(Data entries)
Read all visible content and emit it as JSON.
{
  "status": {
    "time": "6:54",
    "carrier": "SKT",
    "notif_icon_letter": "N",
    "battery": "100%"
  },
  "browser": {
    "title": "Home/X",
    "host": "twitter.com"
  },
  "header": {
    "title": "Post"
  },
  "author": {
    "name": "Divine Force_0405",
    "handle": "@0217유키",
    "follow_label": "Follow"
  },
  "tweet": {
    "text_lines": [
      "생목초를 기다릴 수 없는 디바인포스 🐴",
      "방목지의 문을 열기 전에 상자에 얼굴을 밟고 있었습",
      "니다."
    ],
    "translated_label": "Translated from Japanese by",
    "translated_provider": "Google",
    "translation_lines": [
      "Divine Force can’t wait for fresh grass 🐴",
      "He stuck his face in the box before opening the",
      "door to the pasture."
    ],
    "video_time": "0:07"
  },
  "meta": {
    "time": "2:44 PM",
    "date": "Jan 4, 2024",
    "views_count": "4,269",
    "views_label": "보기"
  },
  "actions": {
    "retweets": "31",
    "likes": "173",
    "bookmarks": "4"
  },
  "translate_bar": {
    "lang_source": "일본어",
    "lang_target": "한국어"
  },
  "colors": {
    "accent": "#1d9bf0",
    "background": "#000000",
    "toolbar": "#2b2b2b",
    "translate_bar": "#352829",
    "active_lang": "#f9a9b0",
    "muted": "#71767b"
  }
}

**Requirements:** Could you reproduce every record above exactly as it appears?

**Output of the exercise:**
Read all visible content and emit it as JSON.
{
  "status": {
    "time": "6:54",
    "carrier": "SKT",
    "notif_icon_letter": "N",
    "battery": "100%"
  },
  "browser": {
    "title": "Home/X",
    "host": "twitter.com"
  },
  "header": {
    "title": "Post"
  },
  "author": {
    "name": "Divine Force_0405",
    "handle": "@0217유키",
    "follow_label": "Follow"
  },
  "tweet": {
    "text_lines": [
      "생목초를 기다릴 수 없는 디바인포스 🐴",
      "방목지의 문을 열기 전에 상자에 얼굴을 밟고 있었습",
      "니다."
    ],
    "translated_label": "Translated from Japanese by",
    "translated_provider": "Google",
    "translation_lines": [
      "Divine Force can’t wait for fresh grass 🐴",
      "He stuck his face in the box before opening the",
      "door to the pasture."
    ],
    "video_time": "0:07"
  },
  "meta": {
    "time": "2:44 PM",
    "date": "Jan 4, 2024",
    "views_count": "4,269",
    "views_label": "보기"
  },
  "actions": {
    "retweets": "31",
    "likes": "173",
    "bookmarks": "4"
  },
  "translate_bar": {
    "lang_source": "일본어",
    "lang_target": "한국어"
  },
  "colors": {
    "accent": "#1d9bf0",
    "background": "#000000",
    "toolbar": "#2b2b2b",
    "translate_bar": "#352829",
    "active_lang": "#f9a9b0",
    "muted": "#71767b"
  }
}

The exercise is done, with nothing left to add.